* Direction:
Locate each line below that includes "name" and reproduce it.

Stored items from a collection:
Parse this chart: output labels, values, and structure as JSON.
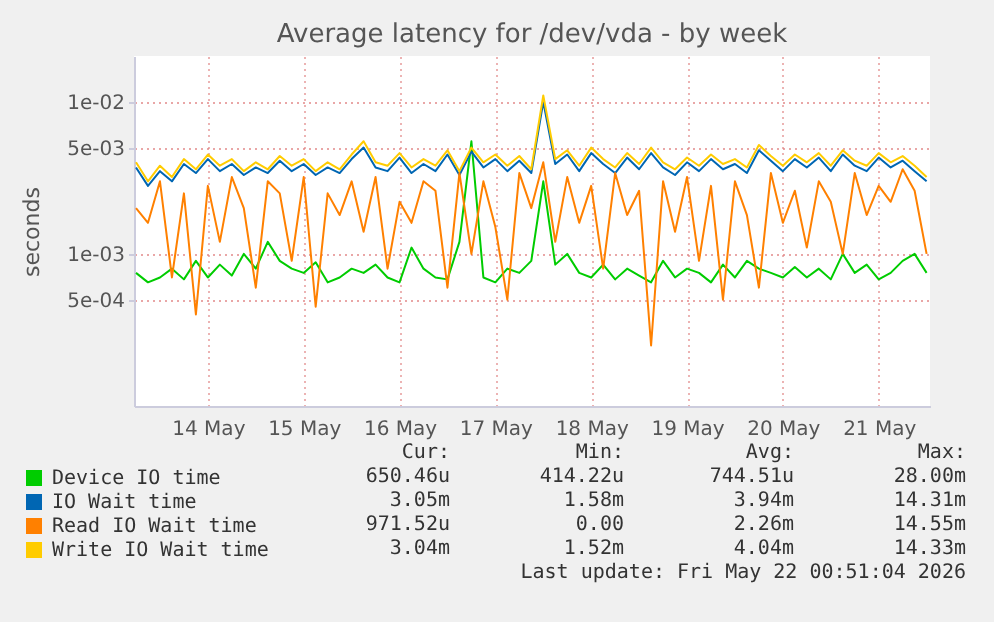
{
  "chart_data": {
    "type": "line",
    "title": "Average latency for /dev/vda - by week",
    "ylabel": "seconds",
    "log": "y",
    "grid": true,
    "legend": "bottom left",
    "marker": "none",
    "line_style": "solid",
    "xlim": [
      "2026-05-13T17:30",
      "2026-05-22T00:51"
    ],
    "xticks": [
      {
        "value": "2026-05-14T12:00",
        "label": "14 May"
      },
      {
        "value": "2026-05-15T12:00",
        "label": "15 May"
      },
      {
        "value": "2026-05-16T12:00",
        "label": "16 May"
      },
      {
        "value": "2026-05-17T12:00",
        "label": "17 May"
      },
      {
        "value": "2026-05-18T12:00",
        "label": "18 May"
      },
      {
        "value": "2026-05-19T12:00",
        "label": "19 May"
      },
      {
        "value": "2026-05-20T12:00",
        "label": "20 May"
      },
      {
        "value": "2026-05-21T12:00",
        "label": "21 May"
      }
    ],
    "ylim": [
      0.0001,
      0.02
    ],
    "yticks": [
      {
        "value": 0.0005,
        "label": "5e-04"
      },
      {
        "value": 0.001,
        "label": "1e-03"
      },
      {
        "value": 0.005,
        "label": "5e-03"
      },
      {
        "value": 0.01,
        "label": "1e-02"
      }
    ],
    "x": [
      "2026-05-13T18:00",
      "2026-05-13T21:00",
      "2026-05-14T00:00",
      "2026-05-14T03:00",
      "2026-05-14T06:00",
      "2026-05-14T09:00",
      "2026-05-14T12:00",
      "2026-05-14T15:00",
      "2026-05-14T18:00",
      "2026-05-14T21:00",
      "2026-05-15T00:00",
      "2026-05-15T03:00",
      "2026-05-15T06:00",
      "2026-05-15T09:00",
      "2026-05-15T12:00",
      "2026-05-15T15:00",
      "2026-05-15T18:00",
      "2026-05-15T21:00",
      "2026-05-16T00:00",
      "2026-05-16T03:00",
      "2026-05-16T06:00",
      "2026-05-16T09:00",
      "2026-05-16T12:00",
      "2026-05-16T15:00",
      "2026-05-16T18:00",
      "2026-05-16T21:00",
      "2026-05-17T00:00",
      "2026-05-17T03:00",
      "2026-05-17T06:00",
      "2026-05-17T09:00",
      "2026-05-17T12:00",
      "2026-05-17T15:00",
      "2026-05-17T18:00",
      "2026-05-17T21:00",
      "2026-05-18T00:00",
      "2026-05-18T03:00",
      "2026-05-18T06:00",
      "2026-05-18T09:00",
      "2026-05-18T12:00",
      "2026-05-18T15:00",
      "2026-05-18T18:00",
      "2026-05-18T21:00",
      "2026-05-19T00:00",
      "2026-05-19T03:00",
      "2026-05-19T06:00",
      "2026-05-19T09:00",
      "2026-05-19T12:00",
      "2026-05-19T15:00",
      "2026-05-19T18:00",
      "2026-05-19T21:00",
      "2026-05-20T00:00",
      "2026-05-20T03:00",
      "2026-05-20T06:00",
      "2026-05-20T09:00",
      "2026-05-20T12:00",
      "2026-05-20T15:00",
      "2026-05-20T18:00",
      "2026-05-20T21:00",
      "2026-05-21T00:00",
      "2026-05-21T03:00",
      "2026-05-21T06:00",
      "2026-05-21T09:00",
      "2026-05-21T12:00",
      "2026-05-21T15:00",
      "2026-05-21T18:00",
      "2026-05-21T21:00",
      "2026-05-22T00:00"
    ],
    "series": [
      {
        "name": "Device IO time",
        "color": "#00cc00",
        "values": [
          0.00075,
          0.00065,
          0.0007,
          0.0008,
          0.00068,
          0.0009,
          0.0007,
          0.00085,
          0.00072,
          0.001,
          0.0008,
          0.0012,
          0.0009,
          0.0008,
          0.00075,
          0.00088,
          0.00065,
          0.0007,
          0.0008,
          0.00075,
          0.00085,
          0.0007,
          0.00065,
          0.0011,
          0.0008,
          0.0007,
          0.00068,
          0.0012,
          0.0055,
          0.0007,
          0.00065,
          0.0008,
          0.00075,
          0.0009,
          0.003,
          0.00085,
          0.001,
          0.00075,
          0.0007,
          0.00085,
          0.00068,
          0.0008,
          0.00072,
          0.00065,
          0.0009,
          0.0007,
          0.0008,
          0.00075,
          0.00065,
          0.00085,
          0.0007,
          0.0009,
          0.0008,
          0.00075,
          0.0007,
          0.00082,
          0.0007,
          0.0008,
          0.00068,
          0.001,
          0.00075,
          0.00085,
          0.00068,
          0.00075,
          0.0009,
          0.001,
          0.00075
        ]
      },
      {
        "name": "IO Wait time",
        "color": "#0066b3",
        "values": [
          0.0037,
          0.0028,
          0.0035,
          0.003,
          0.0039,
          0.0034,
          0.0042,
          0.0035,
          0.0039,
          0.0033,
          0.0037,
          0.0034,
          0.0041,
          0.0035,
          0.0039,
          0.0033,
          0.0037,
          0.0034,
          0.0042,
          0.005,
          0.0037,
          0.0035,
          0.0043,
          0.0034,
          0.0039,
          0.0035,
          0.0045,
          0.0033,
          0.0047,
          0.0037,
          0.0042,
          0.0035,
          0.0041,
          0.0034,
          0.01,
          0.0039,
          0.0045,
          0.0035,
          0.0046,
          0.0039,
          0.0034,
          0.0043,
          0.0036,
          0.0046,
          0.0037,
          0.0033,
          0.004,
          0.0035,
          0.0042,
          0.0036,
          0.0039,
          0.0034,
          0.0048,
          0.0041,
          0.0035,
          0.0042,
          0.0037,
          0.0043,
          0.0035,
          0.0045,
          0.0038,
          0.0035,
          0.0043,
          0.0037,
          0.0041,
          0.0035,
          0.003
        ]
      },
      {
        "name": "Read IO Wait time",
        "color": "#ff8000",
        "values": [
          0.002,
          0.0016,
          0.003,
          0.0007,
          0.0025,
          0.0004,
          0.0028,
          0.0012,
          0.0032,
          0.002,
          0.0006,
          0.003,
          0.0025,
          0.0009,
          0.0032,
          0.00045,
          0.0025,
          0.0018,
          0.003,
          0.0014,
          0.0032,
          0.0008,
          0.0022,
          0.0016,
          0.003,
          0.0026,
          0.0006,
          0.0034,
          0.001,
          0.003,
          0.0015,
          0.0005,
          0.0034,
          0.002,
          0.004,
          0.0012,
          0.0032,
          0.0016,
          0.0028,
          0.0008,
          0.0034,
          0.0018,
          0.0026,
          0.00025,
          0.003,
          0.0014,
          0.0032,
          0.0009,
          0.0028,
          0.0005,
          0.003,
          0.0018,
          0.0006,
          0.0034,
          0.0016,
          0.0026,
          0.0011,
          0.003,
          0.0022,
          0.001,
          0.0034,
          0.0018,
          0.0028,
          0.0022,
          0.0036,
          0.0026,
          0.001
        ]
      },
      {
        "name": "Write IO Wait time",
        "color": "#ffcc00",
        "values": [
          0.004,
          0.003,
          0.0038,
          0.0032,
          0.0042,
          0.0036,
          0.0045,
          0.0038,
          0.0042,
          0.0035,
          0.004,
          0.0036,
          0.0044,
          0.0038,
          0.0042,
          0.0035,
          0.004,
          0.0036,
          0.0045,
          0.0055,
          0.004,
          0.0038,
          0.0046,
          0.0037,
          0.0042,
          0.0038,
          0.0048,
          0.0035,
          0.005,
          0.004,
          0.0045,
          0.0038,
          0.0044,
          0.0036,
          0.011,
          0.0042,
          0.0048,
          0.0038,
          0.005,
          0.0042,
          0.0037,
          0.0046,
          0.0039,
          0.005,
          0.004,
          0.0036,
          0.0043,
          0.0038,
          0.0045,
          0.0039,
          0.0042,
          0.0037,
          0.0052,
          0.0044,
          0.0038,
          0.0045,
          0.004,
          0.0046,
          0.0038,
          0.0048,
          0.0041,
          0.0038,
          0.0046,
          0.004,
          0.0044,
          0.0038,
          0.0032
        ]
      }
    ],
    "annotations": [
      "Cur:",
      "Min:",
      "Avg:",
      "Max:",
      "650.46u",
      "414.22u",
      "744.51u",
      "28.00m",
      "3.05m",
      "1.58m",
      "3.94m",
      "14.31m",
      "971.52u",
      "0.00",
      "2.26m",
      "14.55m",
      "3.04m",
      "1.52m",
      "4.04m",
      "14.33m",
      "Last update: Fri May 22 00:51:04 2026"
    ]
  }
}
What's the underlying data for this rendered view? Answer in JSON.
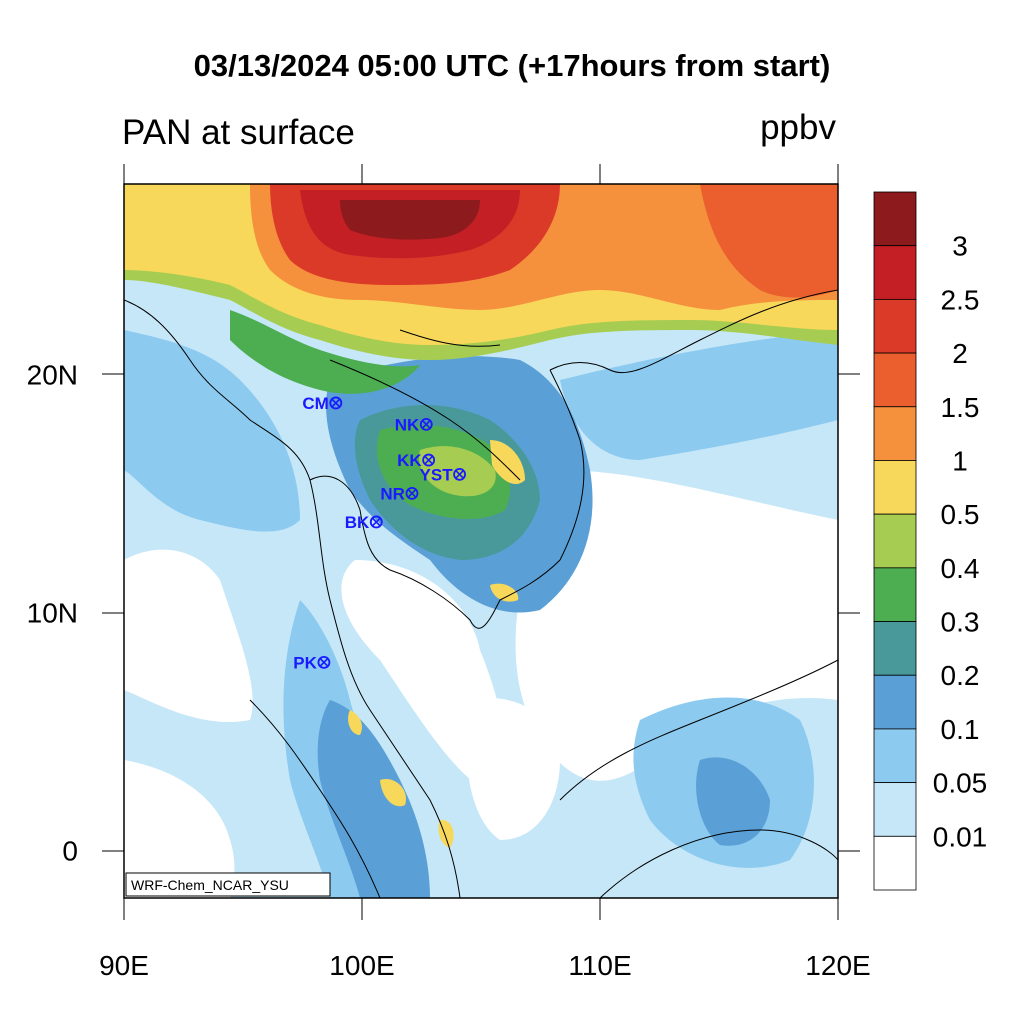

* Result:
        "name": "Device IO time",
        "name": "IO Wait time",
        "name": "Read IO Wait time",
        "name": "Write IO Wait time",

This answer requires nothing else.